▶ **Aim of the exercise**
Look through the data below. Show each line where the string "name" occurs.

-------- Input rows --------

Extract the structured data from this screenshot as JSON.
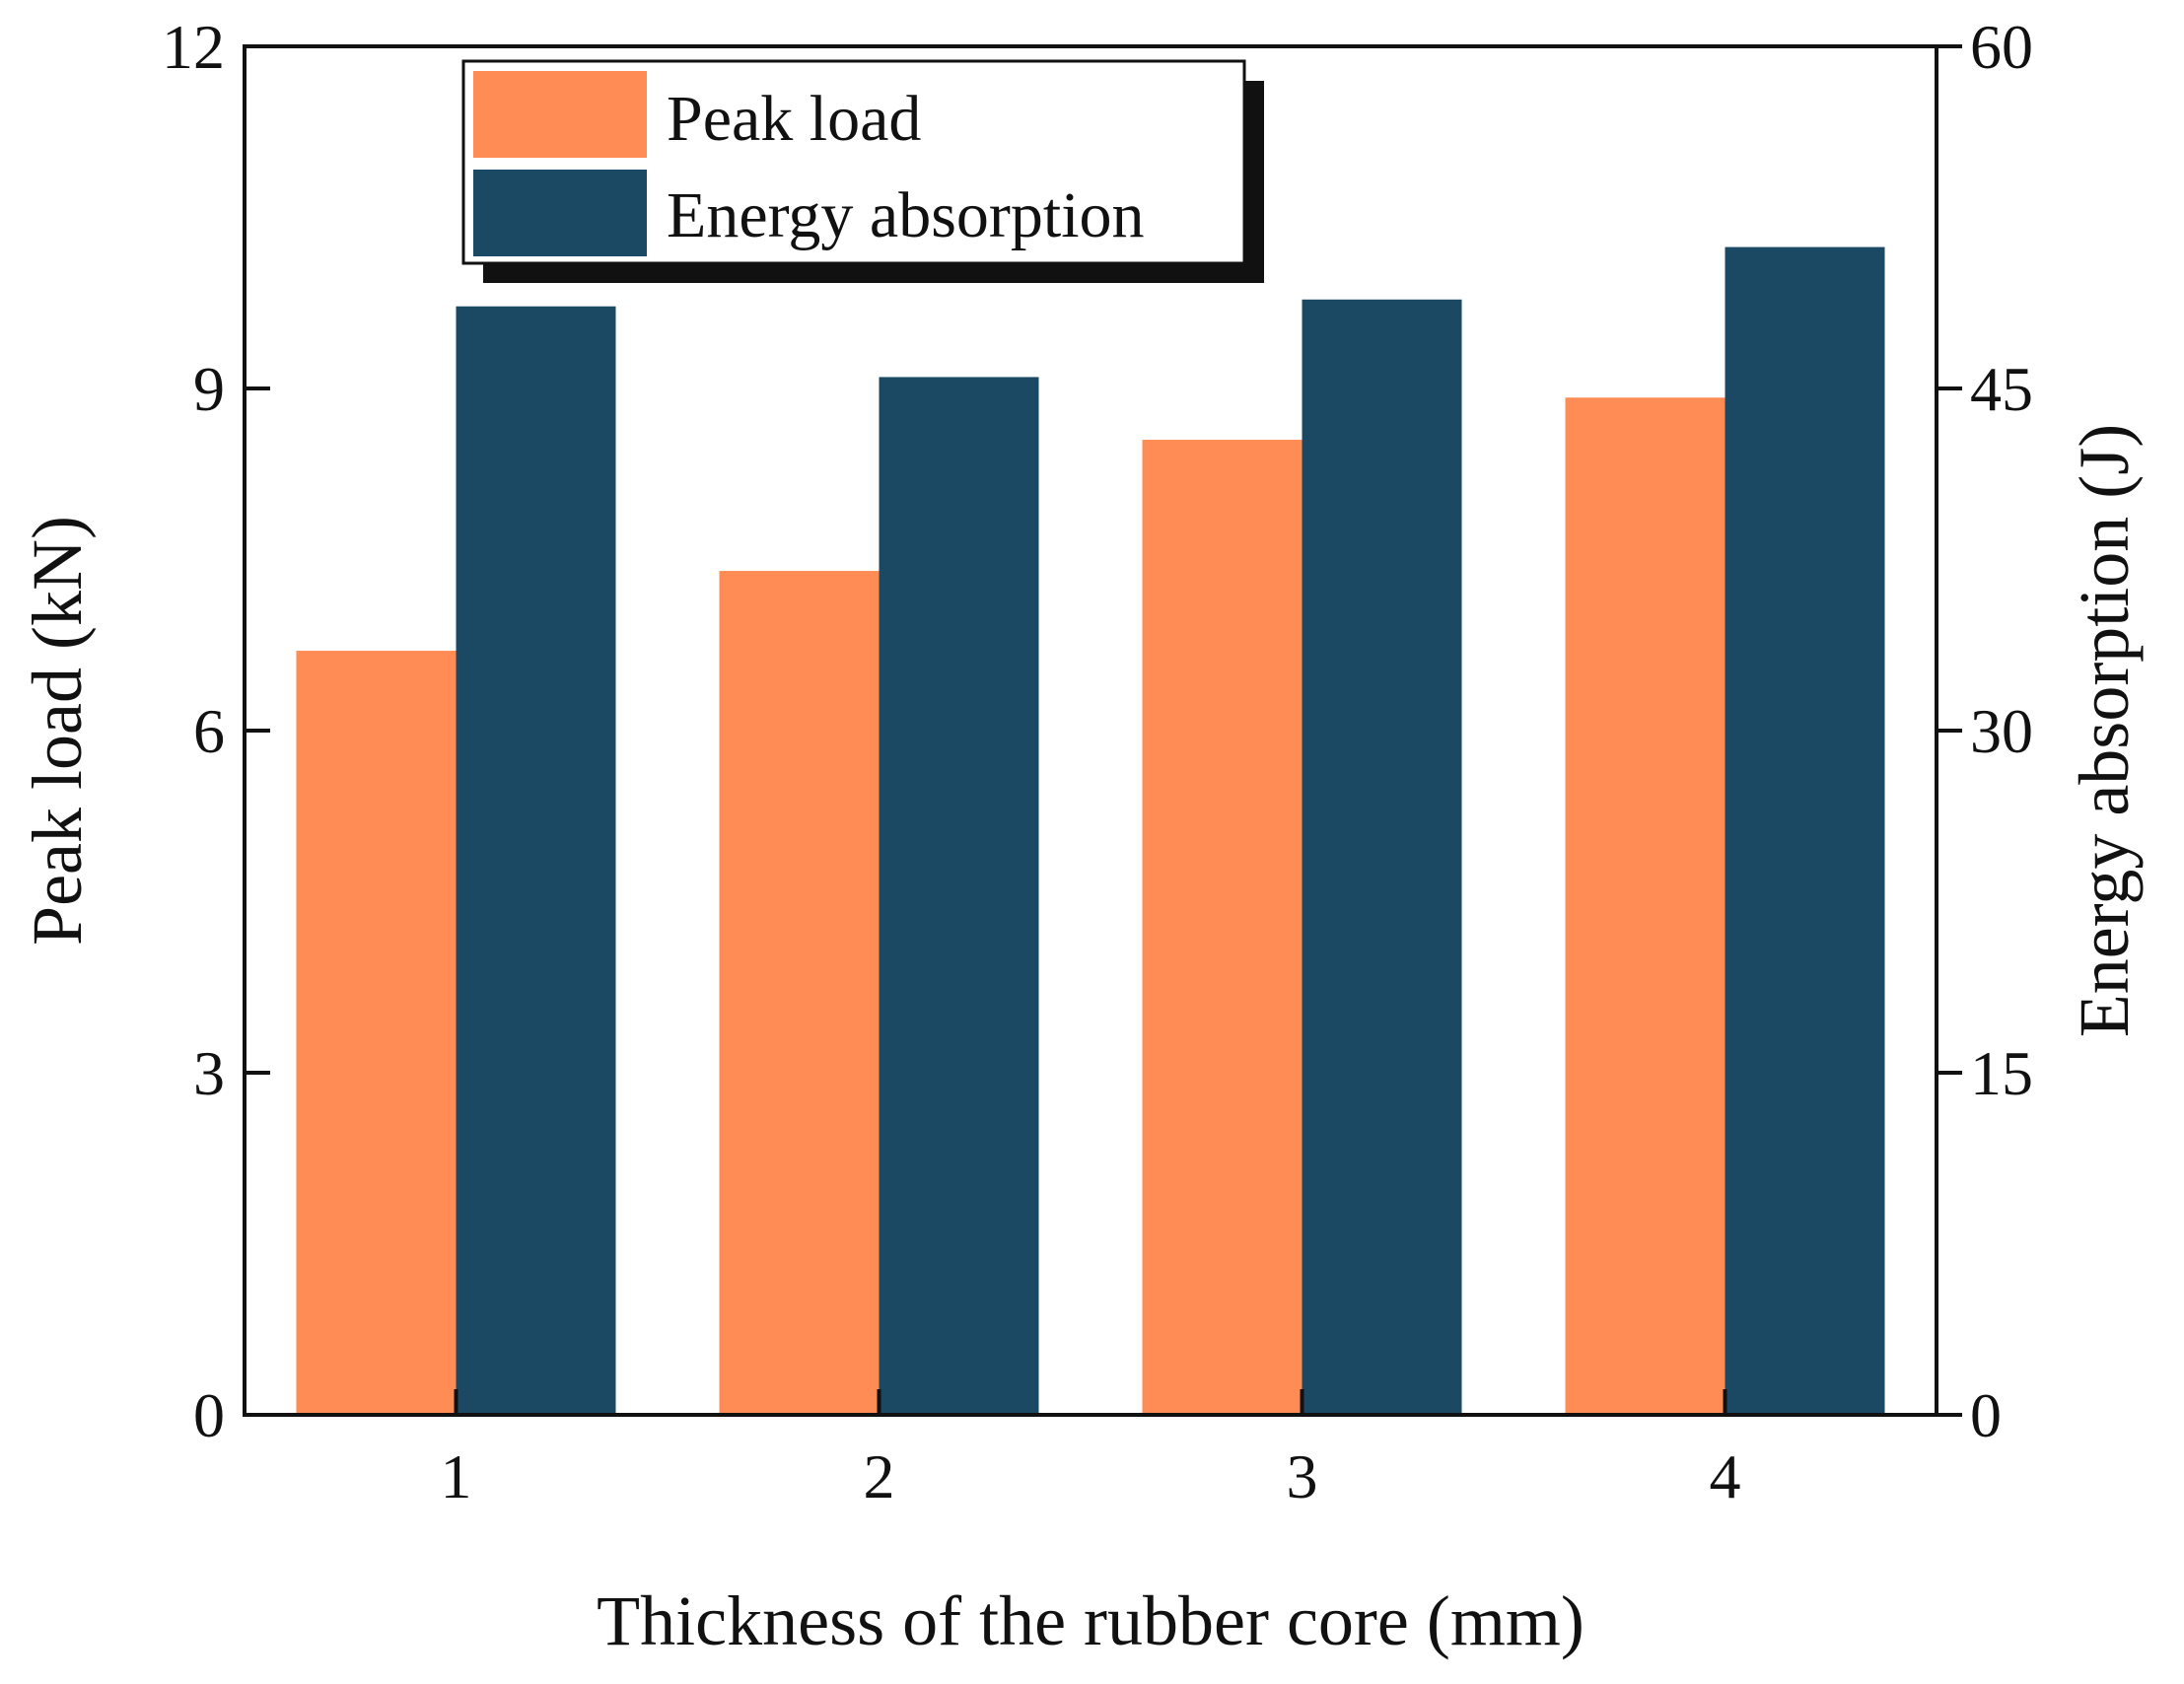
{
  "chart_data": {
    "type": "bar",
    "xlabel": "Thickness of the rubber core (mm)",
    "ylabel_left": "Peak load (kN)",
    "ylabel_right": "Energy absorption (J)",
    "categories": [
      "1",
      "2",
      "3",
      "4"
    ],
    "ylim_left": [
      0,
      12
    ],
    "ylim_right": [
      0,
      60
    ],
    "yticks_left": [
      "0",
      "3",
      "6",
      "9",
      "12"
    ],
    "yticks_right": [
      "0",
      "15",
      "30",
      "45",
      "60"
    ],
    "series": [
      {
        "name": "Peak load",
        "axis": "left",
        "color": "#FF8C55",
        "values": [
          6.7,
          7.4,
          8.55,
          8.92
        ]
      },
      {
        "name": "Energy absorption",
        "axis": "right",
        "color": "#1B4862",
        "values": [
          48.6,
          45.5,
          48.9,
          51.2
        ]
      }
    ],
    "legend_position": "top-left",
    "grid": false
  }
}
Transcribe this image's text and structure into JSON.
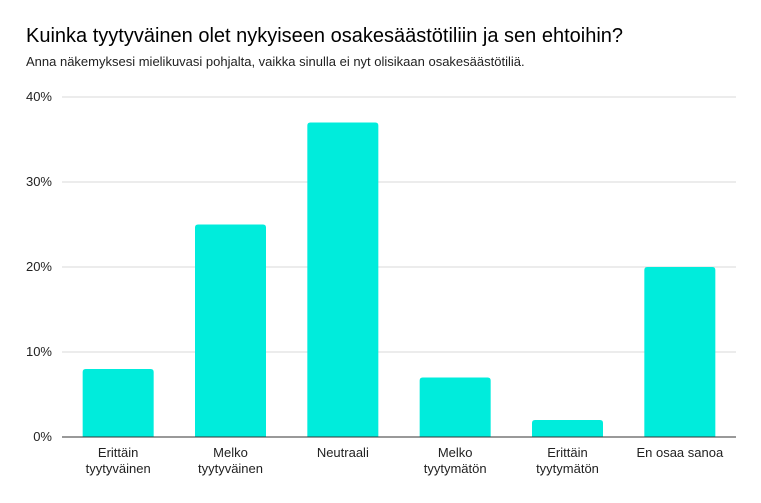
{
  "chart_data": {
    "type": "bar",
    "title": "Kuinka tyytyväinen olet nykyiseen osakesäästötiliin ja sen ehtoihin?",
    "subtitle": "Anna näkemyksesi mielikuvasi pohjalta, vaikka sinulla ei nyt olisikaan osakesäästötiliä.",
    "categories": [
      [
        "Erittäin",
        "tyytyväinen"
      ],
      [
        "Melko",
        "tyytyväinen"
      ],
      [
        "Neutraali"
      ],
      [
        "Melko",
        "tyytymätön"
      ],
      [
        "Erittäin",
        "tyytymätön"
      ],
      [
        "En osaa sanoa"
      ]
    ],
    "values": [
      8,
      25,
      37,
      7,
      2,
      20
    ],
    "y_ticks": [
      "0%",
      "10%",
      "20%",
      "30%",
      "40%"
    ],
    "ylim": [
      0,
      40
    ],
    "grid": true,
    "bar_color": "#00ecdc",
    "xlabel": "",
    "ylabel": ""
  }
}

--------

▶ **Exercise response**
        "name": "Peak load",
        "name": "Energy absorption",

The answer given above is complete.